-- Document segment --
-- Opening Marker --

In response to the growing needs and to the possibilities for change that we see in each of our areas of work, we’ve also given out more money in grants than ever before.
As a grant-maker, we have maintained our focus on working towards a positive vision of the future, which has felt more important than ever in an increasingly unstable global landscape. This idea has been at the heart of the Foundation’s strategy, operations and the changes we’ve made to our grant-making throughout the past year.
Through extensive consultations, we’ve reshaped our Arts, Migration, India, Backbone and Ideas and Pioneers funds. We hope these changes will make our grant-making even more relevant, informed by those who know what will have impact.
We’ve also made Major Grants to organisations we’ve funded for many years, like YoungMinds, who we know will deliver work of significant value to the communities they support.
We’ve welcomed two new trustees, Silaja Birks and Tom Palakudiyil – and after a decade of extraordinary leadership, our Chief Executive, Moira Sinclair, will step down early next year.
As we publish our Annual Report, we’ve taken this moment to reflect on some of the themes that guided our grant-making and how they’ve shown up in our work.
The drive for social justice and belonging fuels and guides everything we do. For us, this means believing that a just society is both necessary and attainable and using our funding to help us all reach that future.
We wanted to better understand how much of our funding goes to organisations serving and run by leaders from racialised communities. To help us do this, we applied the Funders for Race Equality racial justice audit tool to our grant-making.
The analysis revealed that we had reduced the discrepancy in our racial justice funding and, for the first time, the average grant size we awarded to race equity sector organisations was 10% larger than those awarded to organisations outside this sector.
Greater equity is as relevant to us as an organisation and employer as it is to our funding approaches. With the support of our colleagues, we’ve set out to prioritise diversity, equity and inclusion across our operational plans. Our staff worked with external consultants to help develop a new internal forum to reflect on Paul Hamlyn Foundation’s commitments to diversity, equity and inclusion and to help move them forward.

-- Closing Marker --

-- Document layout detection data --
-- Opening Marker --

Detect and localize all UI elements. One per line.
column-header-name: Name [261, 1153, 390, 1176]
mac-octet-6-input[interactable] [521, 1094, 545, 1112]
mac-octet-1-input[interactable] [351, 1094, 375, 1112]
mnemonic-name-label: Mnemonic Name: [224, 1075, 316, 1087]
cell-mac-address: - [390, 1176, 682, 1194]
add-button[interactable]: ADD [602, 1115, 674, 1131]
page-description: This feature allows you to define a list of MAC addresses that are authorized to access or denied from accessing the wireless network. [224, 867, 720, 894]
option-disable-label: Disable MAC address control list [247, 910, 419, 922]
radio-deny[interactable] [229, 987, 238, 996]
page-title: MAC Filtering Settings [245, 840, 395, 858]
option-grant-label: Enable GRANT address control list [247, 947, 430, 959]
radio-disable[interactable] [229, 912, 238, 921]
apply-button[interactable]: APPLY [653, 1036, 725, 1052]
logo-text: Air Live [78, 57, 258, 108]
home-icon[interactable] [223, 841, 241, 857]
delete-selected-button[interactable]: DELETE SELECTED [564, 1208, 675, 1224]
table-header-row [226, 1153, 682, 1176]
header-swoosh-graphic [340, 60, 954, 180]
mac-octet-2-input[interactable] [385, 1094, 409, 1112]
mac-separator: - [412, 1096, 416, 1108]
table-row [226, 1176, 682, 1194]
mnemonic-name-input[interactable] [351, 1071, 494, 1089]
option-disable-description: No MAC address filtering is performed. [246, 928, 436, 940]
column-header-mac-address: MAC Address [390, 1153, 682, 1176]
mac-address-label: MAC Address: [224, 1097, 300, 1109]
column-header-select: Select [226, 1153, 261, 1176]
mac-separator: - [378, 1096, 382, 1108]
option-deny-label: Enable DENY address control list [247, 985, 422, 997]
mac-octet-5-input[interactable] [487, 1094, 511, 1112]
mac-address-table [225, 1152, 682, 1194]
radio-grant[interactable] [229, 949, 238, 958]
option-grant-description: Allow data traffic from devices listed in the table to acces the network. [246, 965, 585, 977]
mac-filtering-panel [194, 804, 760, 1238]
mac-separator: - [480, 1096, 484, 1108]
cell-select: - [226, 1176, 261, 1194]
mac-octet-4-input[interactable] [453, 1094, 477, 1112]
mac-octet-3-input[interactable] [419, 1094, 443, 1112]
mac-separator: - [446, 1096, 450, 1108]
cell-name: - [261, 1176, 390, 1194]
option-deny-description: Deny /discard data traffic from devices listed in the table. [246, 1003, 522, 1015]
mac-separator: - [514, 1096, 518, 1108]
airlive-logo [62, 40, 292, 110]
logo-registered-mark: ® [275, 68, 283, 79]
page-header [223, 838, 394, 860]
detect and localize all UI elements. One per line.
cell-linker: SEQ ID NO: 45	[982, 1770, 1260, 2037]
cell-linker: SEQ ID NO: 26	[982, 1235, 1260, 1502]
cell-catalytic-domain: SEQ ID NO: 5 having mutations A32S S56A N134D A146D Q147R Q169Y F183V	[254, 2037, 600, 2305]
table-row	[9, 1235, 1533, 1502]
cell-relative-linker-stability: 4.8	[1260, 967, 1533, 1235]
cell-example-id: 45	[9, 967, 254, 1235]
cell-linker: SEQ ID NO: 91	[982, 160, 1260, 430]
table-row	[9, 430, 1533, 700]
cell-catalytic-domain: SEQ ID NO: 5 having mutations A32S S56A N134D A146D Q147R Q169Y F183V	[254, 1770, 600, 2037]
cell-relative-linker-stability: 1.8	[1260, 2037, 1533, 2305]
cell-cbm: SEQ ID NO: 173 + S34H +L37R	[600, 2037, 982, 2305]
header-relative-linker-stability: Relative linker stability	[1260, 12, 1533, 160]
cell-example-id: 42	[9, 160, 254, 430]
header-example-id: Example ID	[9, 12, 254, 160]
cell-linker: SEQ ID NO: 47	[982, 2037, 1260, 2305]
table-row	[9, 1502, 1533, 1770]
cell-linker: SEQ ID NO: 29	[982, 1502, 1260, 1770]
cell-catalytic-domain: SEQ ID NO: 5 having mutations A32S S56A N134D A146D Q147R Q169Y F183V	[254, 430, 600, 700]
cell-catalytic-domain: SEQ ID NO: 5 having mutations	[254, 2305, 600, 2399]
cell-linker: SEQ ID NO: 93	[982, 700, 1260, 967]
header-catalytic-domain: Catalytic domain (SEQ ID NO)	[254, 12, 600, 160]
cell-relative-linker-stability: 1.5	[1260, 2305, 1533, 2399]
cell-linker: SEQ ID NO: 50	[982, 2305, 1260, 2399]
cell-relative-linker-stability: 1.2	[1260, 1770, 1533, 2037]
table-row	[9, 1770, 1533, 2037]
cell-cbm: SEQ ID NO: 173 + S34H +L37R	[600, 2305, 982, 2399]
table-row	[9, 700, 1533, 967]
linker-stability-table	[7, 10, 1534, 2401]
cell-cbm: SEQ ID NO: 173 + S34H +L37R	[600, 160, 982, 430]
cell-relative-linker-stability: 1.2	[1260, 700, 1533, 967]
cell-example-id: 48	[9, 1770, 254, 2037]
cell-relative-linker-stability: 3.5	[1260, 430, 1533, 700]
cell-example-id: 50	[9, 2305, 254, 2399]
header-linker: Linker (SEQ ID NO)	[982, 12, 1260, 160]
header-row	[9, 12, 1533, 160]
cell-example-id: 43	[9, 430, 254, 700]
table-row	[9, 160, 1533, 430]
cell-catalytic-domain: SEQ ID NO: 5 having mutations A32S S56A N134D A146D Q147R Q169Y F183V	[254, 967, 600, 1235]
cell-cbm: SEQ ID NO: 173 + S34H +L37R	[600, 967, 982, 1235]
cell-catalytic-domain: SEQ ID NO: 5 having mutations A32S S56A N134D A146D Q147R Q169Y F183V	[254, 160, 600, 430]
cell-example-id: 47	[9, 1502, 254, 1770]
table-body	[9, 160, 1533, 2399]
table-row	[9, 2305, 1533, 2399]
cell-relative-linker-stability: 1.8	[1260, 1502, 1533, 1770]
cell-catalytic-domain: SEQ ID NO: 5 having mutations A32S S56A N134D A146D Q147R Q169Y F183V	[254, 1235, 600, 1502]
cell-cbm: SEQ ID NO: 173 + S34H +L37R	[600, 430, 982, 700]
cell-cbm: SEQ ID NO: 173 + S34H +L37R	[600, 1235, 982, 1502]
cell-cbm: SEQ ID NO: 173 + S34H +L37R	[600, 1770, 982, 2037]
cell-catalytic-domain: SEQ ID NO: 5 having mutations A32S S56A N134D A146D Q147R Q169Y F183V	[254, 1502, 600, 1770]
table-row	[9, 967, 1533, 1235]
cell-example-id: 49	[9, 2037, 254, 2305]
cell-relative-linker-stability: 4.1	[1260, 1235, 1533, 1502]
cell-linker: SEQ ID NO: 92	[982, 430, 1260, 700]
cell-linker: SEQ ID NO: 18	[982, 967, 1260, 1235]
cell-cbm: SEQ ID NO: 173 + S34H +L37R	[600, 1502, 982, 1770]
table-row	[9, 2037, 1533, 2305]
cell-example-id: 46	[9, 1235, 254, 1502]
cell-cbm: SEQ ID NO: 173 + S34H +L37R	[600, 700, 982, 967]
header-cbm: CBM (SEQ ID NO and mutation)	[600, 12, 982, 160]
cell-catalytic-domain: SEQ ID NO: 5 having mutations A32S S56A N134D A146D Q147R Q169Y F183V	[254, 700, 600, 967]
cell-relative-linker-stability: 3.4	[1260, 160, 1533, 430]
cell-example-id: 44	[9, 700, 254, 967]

-- Closing Marker --

-- Tasks to carry out --
#1 In the Paul Hamlyn Foundation's report on its year of grant-making, what tool was applied to assess the foundation's funding?
#2 Carry the Paul Hamlyn Foundation's report on its year of grant-making forward from its final sentence.
The listing is separate material with no connection to the foundation's report.

-- Answer section --
#1 The Funders for Race Equality racial justice audit tool.

#2
This work has been designed, led and championed by staff, who have thoughtfully and carefully created a space where staff can have reflective and sometimes challenging conversations about who we want to be as an organisation.
Strong relationships between us and the organisations we fund is a cornerstone of our work. Our intention is always to work alongside the people we fund, valuing their expertise and vision and being as responsive as we can as a funder. This insight from those we work with was invaluable in informing key decisions we’ve made.
Over the course of the year, we reviewed four of our open funds: Arts, Ideas and Pioneers, India and Migration. In developing our new Migration Fund, we consulted widely with those working on migrant justice and related fields as well as migrants, refugees, people from diaspora communities and other funders.
As a result, we introduced a more relational and straightforward application process and longer-term funding, with the ambition of this leading to more funding for community-led groups.
We also consulted extensively with a range of stakeholders about our Arts Fund, and about what a better, more regenerative and expansive cultural sector might look like.
Through this, we identified areas where we feel more action is needed, including supporting more organisations led by and serving artists and freelance workers, paying attention to working conditions in the sector, and funding more organisations working at the intersections of art, activism and social change.
This year, we have continued to find value in collaborating with other funders, creating more resources and capacity to make change and giving us access to more ideas and perspectives. As part of this, we committed £2 million to the Justice Together Initiative, a funder collaboration that works to increase access to justice for people in the immigration system.
We’re also part of a group of six funders who’ve made a ten year investment in LocalMotion – a social, economic and environmental justice movement, by and for communities. LocalMotion brings people, organisations and institutions together, so that communities in six places – Carmarthen, Enfield, Lincoln, Oldham, Middlesbrough and Torbay – can benefit from joined up thinking, pooled resources and long-term collaboration and planning with the UK funding community.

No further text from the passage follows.